_Records drawn from a dataset_
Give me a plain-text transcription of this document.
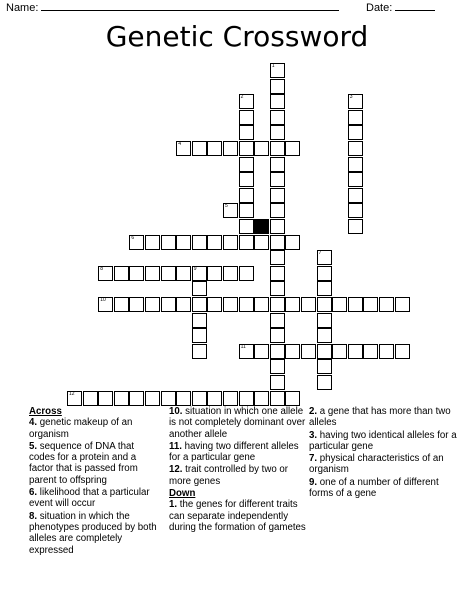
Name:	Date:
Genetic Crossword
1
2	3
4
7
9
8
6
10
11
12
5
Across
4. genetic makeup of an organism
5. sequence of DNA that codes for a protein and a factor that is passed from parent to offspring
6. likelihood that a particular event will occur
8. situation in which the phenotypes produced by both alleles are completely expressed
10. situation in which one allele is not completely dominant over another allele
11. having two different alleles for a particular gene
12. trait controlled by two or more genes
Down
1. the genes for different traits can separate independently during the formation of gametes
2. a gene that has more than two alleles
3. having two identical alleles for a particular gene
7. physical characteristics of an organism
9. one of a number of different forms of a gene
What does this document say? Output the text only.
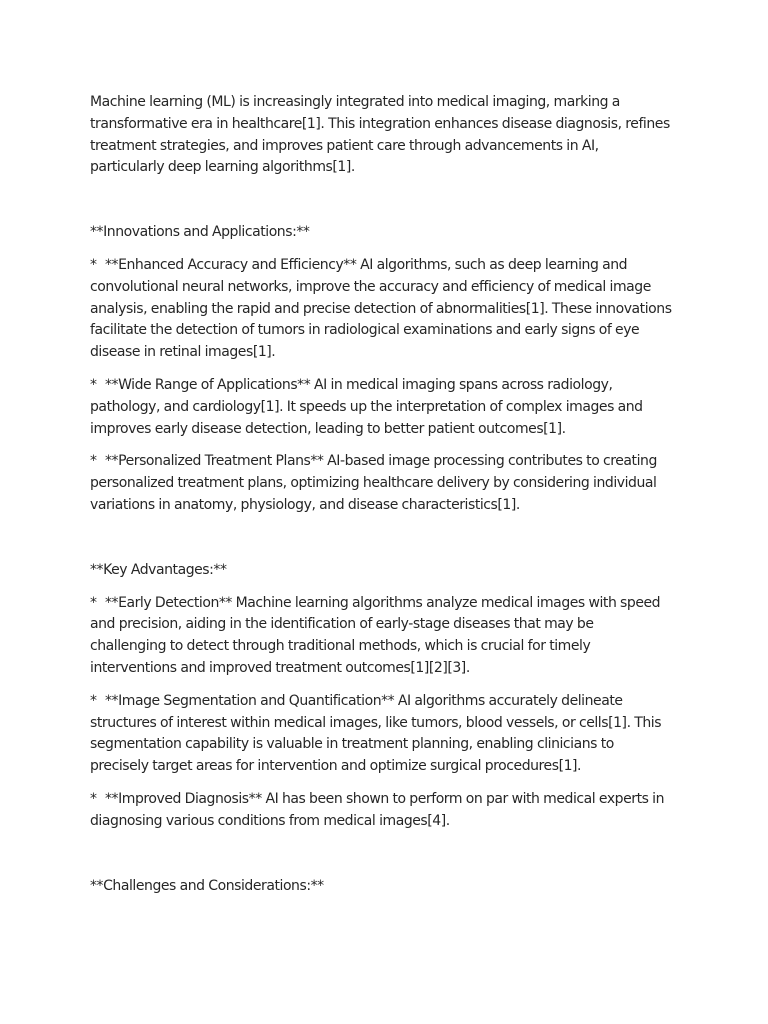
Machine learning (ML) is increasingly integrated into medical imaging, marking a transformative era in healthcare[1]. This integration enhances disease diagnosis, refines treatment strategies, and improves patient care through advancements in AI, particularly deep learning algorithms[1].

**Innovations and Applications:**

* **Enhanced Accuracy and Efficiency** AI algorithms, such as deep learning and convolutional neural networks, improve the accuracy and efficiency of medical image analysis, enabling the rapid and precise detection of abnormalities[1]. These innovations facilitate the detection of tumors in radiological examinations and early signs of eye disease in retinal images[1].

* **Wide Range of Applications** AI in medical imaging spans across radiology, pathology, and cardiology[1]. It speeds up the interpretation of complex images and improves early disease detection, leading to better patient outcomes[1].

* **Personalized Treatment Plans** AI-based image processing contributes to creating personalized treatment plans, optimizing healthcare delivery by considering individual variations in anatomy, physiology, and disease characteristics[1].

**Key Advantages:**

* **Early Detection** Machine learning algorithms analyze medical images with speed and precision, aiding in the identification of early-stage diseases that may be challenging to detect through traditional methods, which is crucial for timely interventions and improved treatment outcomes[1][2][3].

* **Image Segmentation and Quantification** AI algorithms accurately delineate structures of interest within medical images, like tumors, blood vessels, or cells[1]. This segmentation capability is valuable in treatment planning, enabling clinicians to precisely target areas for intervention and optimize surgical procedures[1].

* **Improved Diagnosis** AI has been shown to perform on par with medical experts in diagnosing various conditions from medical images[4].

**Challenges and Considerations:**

_YOUR OBJECTIVE_
Gather each line of the records holding the string "different".

_WRITTEN RESPONSE_
11. having two different alleles for a particular gene
1. the genes for different traits can separate independently during the formation of gametes
9. one of a number of different forms of a gene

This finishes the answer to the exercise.